>> start THE RECORDS
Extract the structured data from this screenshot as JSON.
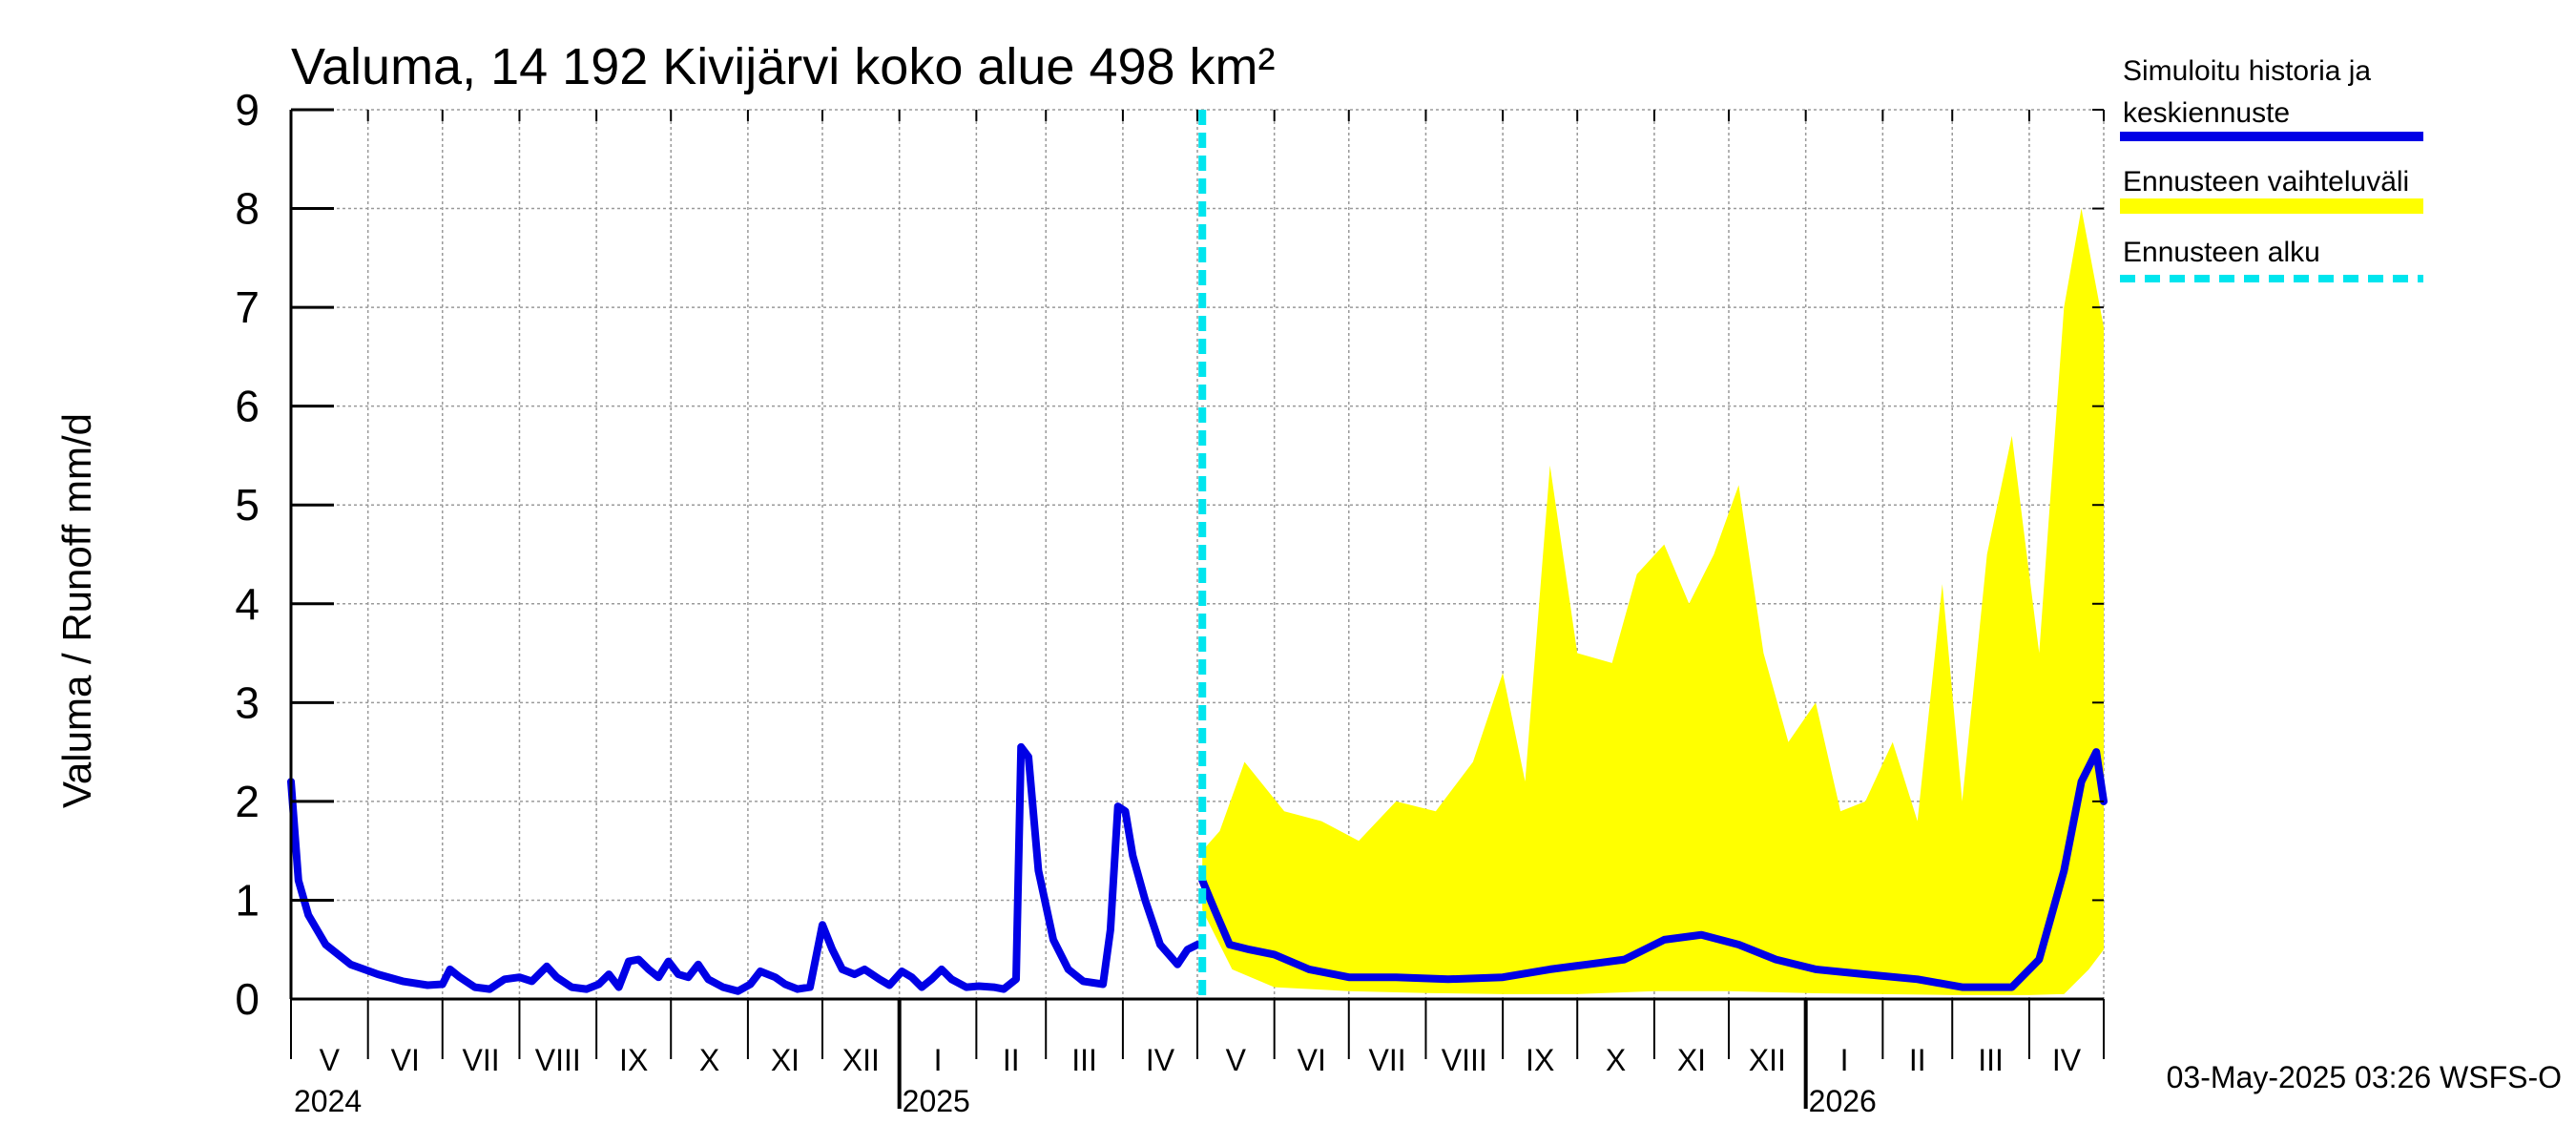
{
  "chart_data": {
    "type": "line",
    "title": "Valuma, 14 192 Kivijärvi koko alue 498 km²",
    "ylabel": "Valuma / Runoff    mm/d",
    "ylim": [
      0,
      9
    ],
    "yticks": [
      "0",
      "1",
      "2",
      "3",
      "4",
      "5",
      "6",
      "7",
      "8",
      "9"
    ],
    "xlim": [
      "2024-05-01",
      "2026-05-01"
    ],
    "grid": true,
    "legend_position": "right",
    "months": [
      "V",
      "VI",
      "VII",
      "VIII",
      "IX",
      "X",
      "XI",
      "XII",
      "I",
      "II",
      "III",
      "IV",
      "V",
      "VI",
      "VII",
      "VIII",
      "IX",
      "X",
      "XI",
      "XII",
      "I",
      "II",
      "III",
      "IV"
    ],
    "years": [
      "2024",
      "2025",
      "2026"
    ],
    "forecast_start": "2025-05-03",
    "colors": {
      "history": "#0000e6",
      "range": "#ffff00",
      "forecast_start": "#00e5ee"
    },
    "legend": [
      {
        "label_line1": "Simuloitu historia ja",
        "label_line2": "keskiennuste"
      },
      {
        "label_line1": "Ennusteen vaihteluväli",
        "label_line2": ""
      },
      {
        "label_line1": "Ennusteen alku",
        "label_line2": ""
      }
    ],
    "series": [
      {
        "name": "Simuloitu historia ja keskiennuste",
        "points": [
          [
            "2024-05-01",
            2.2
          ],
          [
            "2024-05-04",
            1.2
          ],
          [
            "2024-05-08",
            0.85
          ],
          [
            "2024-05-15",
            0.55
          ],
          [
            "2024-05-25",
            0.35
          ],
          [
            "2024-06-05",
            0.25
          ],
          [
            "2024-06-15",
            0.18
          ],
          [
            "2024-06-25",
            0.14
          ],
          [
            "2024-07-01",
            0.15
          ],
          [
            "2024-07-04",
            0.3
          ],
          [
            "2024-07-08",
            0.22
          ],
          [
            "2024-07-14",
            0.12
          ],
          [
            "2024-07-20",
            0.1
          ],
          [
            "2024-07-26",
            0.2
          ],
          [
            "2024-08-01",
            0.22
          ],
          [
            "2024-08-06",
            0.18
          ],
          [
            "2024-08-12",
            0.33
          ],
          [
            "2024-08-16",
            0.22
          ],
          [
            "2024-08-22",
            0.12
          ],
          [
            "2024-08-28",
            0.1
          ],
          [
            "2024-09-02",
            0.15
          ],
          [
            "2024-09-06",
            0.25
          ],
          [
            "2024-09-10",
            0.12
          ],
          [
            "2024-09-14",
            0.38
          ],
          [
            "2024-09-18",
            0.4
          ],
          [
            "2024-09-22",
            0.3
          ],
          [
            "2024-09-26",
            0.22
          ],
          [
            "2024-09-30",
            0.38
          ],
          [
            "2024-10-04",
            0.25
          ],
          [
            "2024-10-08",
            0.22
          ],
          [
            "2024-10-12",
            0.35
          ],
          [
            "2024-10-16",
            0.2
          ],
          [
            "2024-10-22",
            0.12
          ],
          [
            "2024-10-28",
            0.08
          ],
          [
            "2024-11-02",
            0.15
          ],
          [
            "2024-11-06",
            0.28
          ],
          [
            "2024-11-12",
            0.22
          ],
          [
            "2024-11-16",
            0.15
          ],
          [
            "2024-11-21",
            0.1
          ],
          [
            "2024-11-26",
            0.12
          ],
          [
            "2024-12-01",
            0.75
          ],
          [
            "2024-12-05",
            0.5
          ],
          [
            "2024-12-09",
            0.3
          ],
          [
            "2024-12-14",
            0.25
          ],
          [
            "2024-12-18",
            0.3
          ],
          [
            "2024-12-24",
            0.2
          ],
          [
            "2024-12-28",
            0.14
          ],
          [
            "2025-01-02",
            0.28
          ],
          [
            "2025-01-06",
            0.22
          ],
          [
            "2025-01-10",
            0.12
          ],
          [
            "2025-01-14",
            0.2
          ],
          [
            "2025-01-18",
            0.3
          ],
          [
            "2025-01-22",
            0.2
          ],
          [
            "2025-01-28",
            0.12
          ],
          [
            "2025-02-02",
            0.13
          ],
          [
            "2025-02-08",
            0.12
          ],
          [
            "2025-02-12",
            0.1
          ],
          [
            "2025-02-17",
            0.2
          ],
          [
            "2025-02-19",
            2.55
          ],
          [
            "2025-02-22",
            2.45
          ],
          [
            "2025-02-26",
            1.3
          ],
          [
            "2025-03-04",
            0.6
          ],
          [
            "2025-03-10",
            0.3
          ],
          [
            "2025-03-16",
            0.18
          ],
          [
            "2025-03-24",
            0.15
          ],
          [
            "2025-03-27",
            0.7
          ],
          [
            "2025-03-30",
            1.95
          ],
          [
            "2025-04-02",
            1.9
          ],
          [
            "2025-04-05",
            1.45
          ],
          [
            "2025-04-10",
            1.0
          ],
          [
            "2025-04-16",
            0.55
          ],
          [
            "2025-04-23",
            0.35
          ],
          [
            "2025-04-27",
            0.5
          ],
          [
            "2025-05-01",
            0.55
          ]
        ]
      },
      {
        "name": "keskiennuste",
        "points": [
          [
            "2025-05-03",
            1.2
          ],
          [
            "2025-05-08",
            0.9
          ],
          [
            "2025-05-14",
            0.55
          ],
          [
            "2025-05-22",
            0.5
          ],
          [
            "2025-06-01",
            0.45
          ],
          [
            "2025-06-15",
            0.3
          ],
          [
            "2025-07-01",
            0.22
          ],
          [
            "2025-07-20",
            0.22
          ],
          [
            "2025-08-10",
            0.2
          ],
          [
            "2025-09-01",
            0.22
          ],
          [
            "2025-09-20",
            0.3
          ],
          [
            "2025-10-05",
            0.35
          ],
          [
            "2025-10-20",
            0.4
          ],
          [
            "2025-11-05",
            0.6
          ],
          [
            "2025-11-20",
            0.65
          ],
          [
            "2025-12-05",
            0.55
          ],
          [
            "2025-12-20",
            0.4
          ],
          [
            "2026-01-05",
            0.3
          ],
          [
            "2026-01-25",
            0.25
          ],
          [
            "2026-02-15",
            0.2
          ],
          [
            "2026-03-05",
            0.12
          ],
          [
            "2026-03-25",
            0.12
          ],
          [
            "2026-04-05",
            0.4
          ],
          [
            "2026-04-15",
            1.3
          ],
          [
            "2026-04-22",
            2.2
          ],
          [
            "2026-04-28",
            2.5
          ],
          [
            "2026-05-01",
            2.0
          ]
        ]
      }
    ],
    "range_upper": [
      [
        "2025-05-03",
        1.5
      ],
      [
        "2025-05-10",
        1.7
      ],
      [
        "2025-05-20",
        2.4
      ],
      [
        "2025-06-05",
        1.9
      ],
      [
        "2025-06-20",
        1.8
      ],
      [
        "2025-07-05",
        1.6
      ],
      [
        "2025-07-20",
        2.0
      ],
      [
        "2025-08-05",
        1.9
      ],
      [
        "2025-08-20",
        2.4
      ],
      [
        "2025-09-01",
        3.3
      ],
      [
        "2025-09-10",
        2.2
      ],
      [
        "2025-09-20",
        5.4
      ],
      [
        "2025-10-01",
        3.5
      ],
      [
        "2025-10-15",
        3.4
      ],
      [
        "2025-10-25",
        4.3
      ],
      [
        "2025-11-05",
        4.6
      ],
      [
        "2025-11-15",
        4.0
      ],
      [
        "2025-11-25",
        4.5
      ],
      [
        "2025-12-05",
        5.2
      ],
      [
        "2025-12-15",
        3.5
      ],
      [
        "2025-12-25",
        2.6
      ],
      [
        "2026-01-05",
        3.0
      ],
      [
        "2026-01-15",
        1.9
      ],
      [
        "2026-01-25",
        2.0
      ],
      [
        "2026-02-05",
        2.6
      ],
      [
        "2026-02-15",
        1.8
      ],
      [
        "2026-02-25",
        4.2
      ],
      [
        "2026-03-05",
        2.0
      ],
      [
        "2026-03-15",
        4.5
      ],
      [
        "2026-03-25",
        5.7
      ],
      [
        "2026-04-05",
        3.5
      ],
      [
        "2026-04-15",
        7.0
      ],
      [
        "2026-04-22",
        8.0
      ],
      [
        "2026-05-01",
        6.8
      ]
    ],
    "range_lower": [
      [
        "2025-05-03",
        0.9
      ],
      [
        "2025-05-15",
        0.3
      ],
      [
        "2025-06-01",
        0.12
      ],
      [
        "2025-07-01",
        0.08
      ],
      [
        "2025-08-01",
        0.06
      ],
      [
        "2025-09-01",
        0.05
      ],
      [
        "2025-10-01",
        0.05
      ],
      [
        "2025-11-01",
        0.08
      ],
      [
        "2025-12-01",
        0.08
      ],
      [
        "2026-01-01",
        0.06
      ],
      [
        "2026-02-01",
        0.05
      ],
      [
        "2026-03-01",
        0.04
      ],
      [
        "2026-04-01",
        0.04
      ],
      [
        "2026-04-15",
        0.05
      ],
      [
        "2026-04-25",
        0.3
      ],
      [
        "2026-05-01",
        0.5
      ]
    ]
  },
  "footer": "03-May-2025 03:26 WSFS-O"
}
>> end THE RECORDS
>> start THE RECORDS
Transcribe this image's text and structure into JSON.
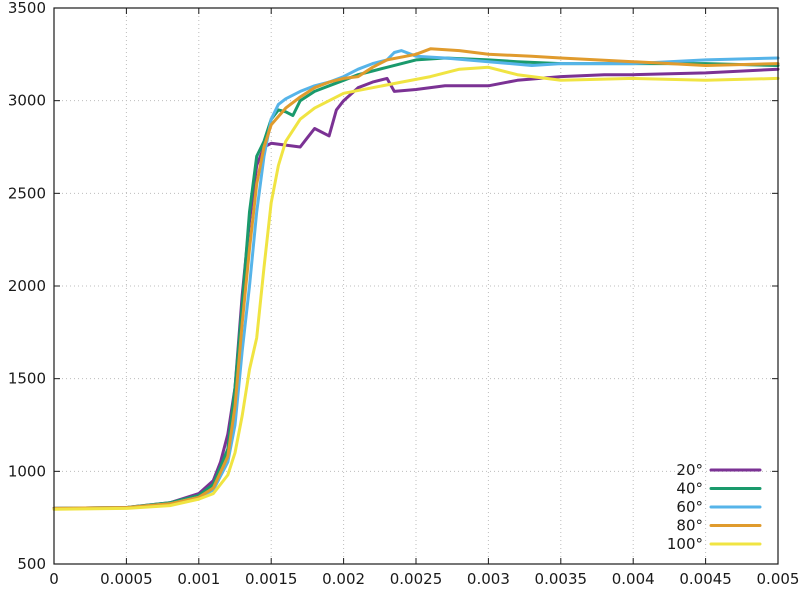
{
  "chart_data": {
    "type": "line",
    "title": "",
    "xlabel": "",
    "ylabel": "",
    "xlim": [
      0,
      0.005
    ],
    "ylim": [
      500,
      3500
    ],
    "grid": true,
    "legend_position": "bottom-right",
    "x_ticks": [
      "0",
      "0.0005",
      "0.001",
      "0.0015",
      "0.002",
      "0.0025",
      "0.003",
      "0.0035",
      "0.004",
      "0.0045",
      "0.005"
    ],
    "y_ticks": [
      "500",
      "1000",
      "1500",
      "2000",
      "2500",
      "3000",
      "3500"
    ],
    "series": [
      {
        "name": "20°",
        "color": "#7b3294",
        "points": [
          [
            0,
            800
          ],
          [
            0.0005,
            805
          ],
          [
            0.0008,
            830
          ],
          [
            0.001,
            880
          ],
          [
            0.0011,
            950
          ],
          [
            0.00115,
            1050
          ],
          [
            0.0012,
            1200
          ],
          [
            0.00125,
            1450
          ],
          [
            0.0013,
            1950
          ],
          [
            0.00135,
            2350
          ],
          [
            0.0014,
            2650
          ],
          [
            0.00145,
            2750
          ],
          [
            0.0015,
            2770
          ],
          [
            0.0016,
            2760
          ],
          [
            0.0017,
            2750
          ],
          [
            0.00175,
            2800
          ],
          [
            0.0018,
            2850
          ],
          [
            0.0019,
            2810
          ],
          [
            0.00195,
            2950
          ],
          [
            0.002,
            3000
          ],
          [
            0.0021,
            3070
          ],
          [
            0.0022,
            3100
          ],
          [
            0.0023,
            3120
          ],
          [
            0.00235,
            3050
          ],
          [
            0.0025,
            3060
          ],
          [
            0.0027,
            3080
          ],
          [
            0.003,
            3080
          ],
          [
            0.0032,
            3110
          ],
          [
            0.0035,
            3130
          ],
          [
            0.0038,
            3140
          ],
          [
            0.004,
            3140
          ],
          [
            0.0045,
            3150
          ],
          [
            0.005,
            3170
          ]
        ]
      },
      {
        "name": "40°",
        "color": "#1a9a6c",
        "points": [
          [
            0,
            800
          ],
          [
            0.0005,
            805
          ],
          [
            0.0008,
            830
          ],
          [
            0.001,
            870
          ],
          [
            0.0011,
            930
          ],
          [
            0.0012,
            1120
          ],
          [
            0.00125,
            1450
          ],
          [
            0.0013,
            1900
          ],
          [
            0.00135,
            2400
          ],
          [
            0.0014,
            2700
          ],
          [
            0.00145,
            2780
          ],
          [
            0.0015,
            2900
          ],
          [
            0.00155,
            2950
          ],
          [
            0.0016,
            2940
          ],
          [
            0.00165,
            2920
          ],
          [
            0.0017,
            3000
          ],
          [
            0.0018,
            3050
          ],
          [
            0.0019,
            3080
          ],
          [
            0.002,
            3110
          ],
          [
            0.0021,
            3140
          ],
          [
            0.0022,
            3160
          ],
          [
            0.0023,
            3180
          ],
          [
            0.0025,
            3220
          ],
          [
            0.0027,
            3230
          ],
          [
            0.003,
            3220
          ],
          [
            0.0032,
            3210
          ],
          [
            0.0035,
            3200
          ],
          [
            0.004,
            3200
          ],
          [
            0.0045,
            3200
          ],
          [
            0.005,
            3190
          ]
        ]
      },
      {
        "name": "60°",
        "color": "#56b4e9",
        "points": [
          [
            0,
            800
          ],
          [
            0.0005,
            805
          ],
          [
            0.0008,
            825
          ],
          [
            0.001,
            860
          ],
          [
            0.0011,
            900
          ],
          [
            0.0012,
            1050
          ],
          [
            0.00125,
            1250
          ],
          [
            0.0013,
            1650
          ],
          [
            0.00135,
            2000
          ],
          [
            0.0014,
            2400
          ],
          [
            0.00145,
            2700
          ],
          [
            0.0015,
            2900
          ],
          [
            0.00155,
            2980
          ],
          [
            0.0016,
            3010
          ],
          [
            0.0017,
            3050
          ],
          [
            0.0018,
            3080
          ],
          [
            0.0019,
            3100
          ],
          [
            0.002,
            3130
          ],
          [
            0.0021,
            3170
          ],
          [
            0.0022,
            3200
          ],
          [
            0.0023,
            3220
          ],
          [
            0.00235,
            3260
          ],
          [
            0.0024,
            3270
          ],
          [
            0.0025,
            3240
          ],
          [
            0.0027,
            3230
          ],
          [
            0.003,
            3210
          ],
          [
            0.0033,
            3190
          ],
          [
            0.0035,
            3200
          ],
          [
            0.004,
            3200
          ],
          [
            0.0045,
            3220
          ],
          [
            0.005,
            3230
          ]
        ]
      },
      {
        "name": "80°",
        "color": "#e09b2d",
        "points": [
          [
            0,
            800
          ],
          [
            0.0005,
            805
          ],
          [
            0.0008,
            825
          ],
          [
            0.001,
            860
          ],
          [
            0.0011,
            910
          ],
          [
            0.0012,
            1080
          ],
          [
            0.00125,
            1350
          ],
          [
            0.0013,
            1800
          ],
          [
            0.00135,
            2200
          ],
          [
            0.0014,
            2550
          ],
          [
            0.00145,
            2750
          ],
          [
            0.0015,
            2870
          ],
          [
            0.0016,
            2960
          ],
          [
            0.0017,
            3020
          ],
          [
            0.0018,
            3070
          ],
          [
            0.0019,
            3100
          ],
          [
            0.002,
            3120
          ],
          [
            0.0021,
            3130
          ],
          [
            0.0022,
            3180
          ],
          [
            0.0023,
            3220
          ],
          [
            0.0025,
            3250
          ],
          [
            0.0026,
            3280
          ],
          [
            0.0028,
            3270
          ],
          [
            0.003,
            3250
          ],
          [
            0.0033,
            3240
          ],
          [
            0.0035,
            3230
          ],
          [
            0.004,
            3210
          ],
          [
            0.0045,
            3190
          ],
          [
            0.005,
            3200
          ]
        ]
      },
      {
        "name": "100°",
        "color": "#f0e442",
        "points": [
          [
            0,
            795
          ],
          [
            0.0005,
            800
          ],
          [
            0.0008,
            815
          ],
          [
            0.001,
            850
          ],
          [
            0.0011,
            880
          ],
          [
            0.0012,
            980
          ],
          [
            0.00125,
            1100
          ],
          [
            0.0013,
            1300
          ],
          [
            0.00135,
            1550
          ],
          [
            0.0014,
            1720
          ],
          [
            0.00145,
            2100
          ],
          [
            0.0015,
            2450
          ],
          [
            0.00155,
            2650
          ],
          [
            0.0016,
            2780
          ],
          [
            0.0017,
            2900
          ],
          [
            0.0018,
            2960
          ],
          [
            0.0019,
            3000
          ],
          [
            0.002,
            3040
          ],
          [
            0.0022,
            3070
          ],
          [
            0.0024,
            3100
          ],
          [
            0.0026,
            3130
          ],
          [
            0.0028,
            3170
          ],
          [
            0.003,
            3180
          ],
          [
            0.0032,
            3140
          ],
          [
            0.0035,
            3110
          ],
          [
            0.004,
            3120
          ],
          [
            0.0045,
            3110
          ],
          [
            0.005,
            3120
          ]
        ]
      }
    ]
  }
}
>> end THE RECORDS
# WHAT YOU ARE ASKED TO DO:
Every line of the listing that holds "right" should be found and copied.

# RESPONSE BELOW:
    "legend_position": "right",
    "legend_position": "bottom-right",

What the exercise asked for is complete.